What needs to be done:
Restate every line of the material, word for word.
◆ ◆ ◆ ◆
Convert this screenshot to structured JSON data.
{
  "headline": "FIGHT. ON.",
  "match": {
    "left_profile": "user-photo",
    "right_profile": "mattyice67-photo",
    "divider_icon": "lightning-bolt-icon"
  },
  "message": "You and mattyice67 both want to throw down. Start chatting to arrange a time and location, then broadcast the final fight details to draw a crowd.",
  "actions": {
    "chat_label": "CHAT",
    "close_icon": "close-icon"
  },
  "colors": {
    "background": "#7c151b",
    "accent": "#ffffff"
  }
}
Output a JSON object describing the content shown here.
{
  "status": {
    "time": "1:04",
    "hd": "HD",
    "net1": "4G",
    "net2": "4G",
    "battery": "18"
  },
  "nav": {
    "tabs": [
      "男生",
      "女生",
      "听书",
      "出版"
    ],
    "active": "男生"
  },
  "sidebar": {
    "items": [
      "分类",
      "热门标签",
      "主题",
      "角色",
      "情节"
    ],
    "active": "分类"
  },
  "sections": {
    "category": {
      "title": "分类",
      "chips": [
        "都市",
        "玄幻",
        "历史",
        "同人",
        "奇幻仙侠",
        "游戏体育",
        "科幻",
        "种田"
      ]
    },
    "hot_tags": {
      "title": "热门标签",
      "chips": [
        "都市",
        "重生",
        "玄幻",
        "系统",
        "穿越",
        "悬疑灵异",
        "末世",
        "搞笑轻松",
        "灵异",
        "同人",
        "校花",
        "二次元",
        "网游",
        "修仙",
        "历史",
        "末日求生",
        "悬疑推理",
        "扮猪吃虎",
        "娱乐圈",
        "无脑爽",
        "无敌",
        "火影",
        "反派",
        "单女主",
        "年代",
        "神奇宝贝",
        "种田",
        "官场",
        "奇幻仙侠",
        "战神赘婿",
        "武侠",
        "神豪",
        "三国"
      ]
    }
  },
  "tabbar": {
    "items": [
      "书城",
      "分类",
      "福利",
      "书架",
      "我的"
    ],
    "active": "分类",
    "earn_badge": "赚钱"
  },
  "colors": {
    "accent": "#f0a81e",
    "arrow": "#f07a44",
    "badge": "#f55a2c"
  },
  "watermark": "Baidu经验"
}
◆ ◆ ◆ ◆
Written answer:
Convert this screenshot to structured JSON data.
{
  "headline": "FIGHT. ON.",
  "match": {
    "left_profile": "user-photo",
    "right_profile": "mattyice67-photo",
    "divider_icon": "lightning-bolt-icon"
  },
  "message": "You and mattyice67 both want to throw down. Start chatting to arrange a time and location, then broadcast the final fight details to draw a crowd.",
  "actions": {
    "chat_label": "CHAT",
    "close_icon": "close-icon"
  },
  "colors": {
    "background": "#7c151b",
    "accent": "#ffffff"
  }
}
Output a JSON object describing the content shown here.
{
  "status": {
    "time": "1:04",
    "hd": "HD",
    "net1": "4G",
    "net2": "4G",
    "battery": "18"
  },
  "nav": {
    "tabs": [
      "男生",
      "女生",
      "听书",
      "出版"
    ],
    "active": "男生"
  },
  "sidebar": {
    "items": [
      "分类",
      "热门标签",
      "主题",
      "角色",
      "情节"
    ],
    "active": "分类"
  },
  "sections": {
    "category": {
      "title": "分类",
      "chips": [
        "都市",
        "玄幻",
        "历史",
        "同人",
        "奇幻仙侠",
        "游戏体育",
        "科幻",
        "种田"
      ]
    },
    "hot_tags": {
      "title": "热门标签",
      "chips": [
        "都市",
        "重生",
        "玄幻",
        "系统",
        "穿越",
        "悬疑灵异",
        "末世",
        "搞笑轻松",
        "灵异",
        "同人",
        "校花",
        "二次元",
        "网游",
        "修仙",
        "历史",
        "末日求生",
        "悬疑推理",
        "扮猪吃虎",
        "娱乐圈",
        "无脑爽",
        "无敌",
        "火影",
        "反派",
        "单女主",
        "年代",
        "神奇宝贝",
        "种田",
        "官场",
        "奇幻仙侠",
        "战神赘婿",
        "武侠",
        "神豪",
        "三国"
      ]
    }
  },
  "tabbar": {
    "items": [
      "书城",
      "分类",
      "福利",
      "书架",
      "我的"
    ],
    "active": "分类",
    "earn_badge": "赚钱"
  },
  "colors": {
    "accent": "#f0a81e",
    "arrow": "#f07a44",
    "badge": "#f55a2c"
  },
  "watermark": "Baidu经验"
}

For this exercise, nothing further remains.